# Directive
Output the lines that follow exactly as they are.

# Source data
────────
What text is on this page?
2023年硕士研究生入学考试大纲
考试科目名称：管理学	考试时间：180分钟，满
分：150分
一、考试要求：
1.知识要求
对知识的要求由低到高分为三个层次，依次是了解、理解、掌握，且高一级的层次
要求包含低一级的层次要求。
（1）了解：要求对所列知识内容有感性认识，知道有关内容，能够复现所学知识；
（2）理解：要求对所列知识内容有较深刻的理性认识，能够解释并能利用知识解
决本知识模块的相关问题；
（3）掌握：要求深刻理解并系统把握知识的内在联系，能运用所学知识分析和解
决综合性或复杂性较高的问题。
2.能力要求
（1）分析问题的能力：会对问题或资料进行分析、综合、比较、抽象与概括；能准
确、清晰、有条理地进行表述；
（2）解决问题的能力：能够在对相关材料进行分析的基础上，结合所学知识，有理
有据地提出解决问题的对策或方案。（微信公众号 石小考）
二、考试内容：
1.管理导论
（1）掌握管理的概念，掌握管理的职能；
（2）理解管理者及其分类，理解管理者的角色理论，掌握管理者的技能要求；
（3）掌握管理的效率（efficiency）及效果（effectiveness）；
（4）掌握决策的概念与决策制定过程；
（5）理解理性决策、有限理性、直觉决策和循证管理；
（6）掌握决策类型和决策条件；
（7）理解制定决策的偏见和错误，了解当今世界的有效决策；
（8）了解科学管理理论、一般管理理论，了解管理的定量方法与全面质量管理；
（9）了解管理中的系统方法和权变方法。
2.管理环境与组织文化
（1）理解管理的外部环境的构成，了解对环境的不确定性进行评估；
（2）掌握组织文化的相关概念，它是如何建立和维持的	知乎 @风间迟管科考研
────────
# Expected answer
What text is on this page?
2023年硕士研究生入学考试大纲
考试科目名称：管理学	考试时间：180分钟，满
分：150分
一、考试要求：
1.知识要求
对知识的要求由低到高分为三个层次，依次是了解、理解、掌握，且高一级的层次
要求包含低一级的层次要求。
（1）了解：要求对所列知识内容有感性认识，知道有关内容，能够复现所学知识；
（2）理解：要求对所列知识内容有较深刻的理性认识，能够解释并能利用知识解
决本知识模块的相关问题；
（3）掌握：要求深刻理解并系统把握知识的内在联系，能运用所学知识分析和解
决综合性或复杂性较高的问题。
2.能力要求
（1）分析问题的能力：会对问题或资料进行分析、综合、比较、抽象与概括；能准
确、清晰、有条理地进行表述；
（2）解决问题的能力：能够在对相关材料进行分析的基础上，结合所学知识，有理
有据地提出解决问题的对策或方案。（微信公众号 石小考）
二、考试内容：
1.管理导论
（1）掌握管理的概念，掌握管理的职能；
（2）理解管理者及其分类，理解管理者的角色理论，掌握管理者的技能要求；
（3）掌握管理的效率（efficiency）及效果（effectiveness）；
（4）掌握决策的概念与决策制定过程；
（5）理解理性决策、有限理性、直觉决策和循证管理；
（6）掌握决策类型和决策条件；
（7）理解制定决策的偏见和错误，了解当今世界的有效决策；
（8）了解科学管理理论、一般管理理论，了解管理的定量方法与全面质量管理；
（9）了解管理中的系统方法和权变方法。
2.管理环境与组织文化
（1）理解管理的外部环境的构成，了解对环境的不确定性进行评估；
（2）掌握组织文化的相关概念，它是如何建立和维持的	知乎 @风间迟管科考研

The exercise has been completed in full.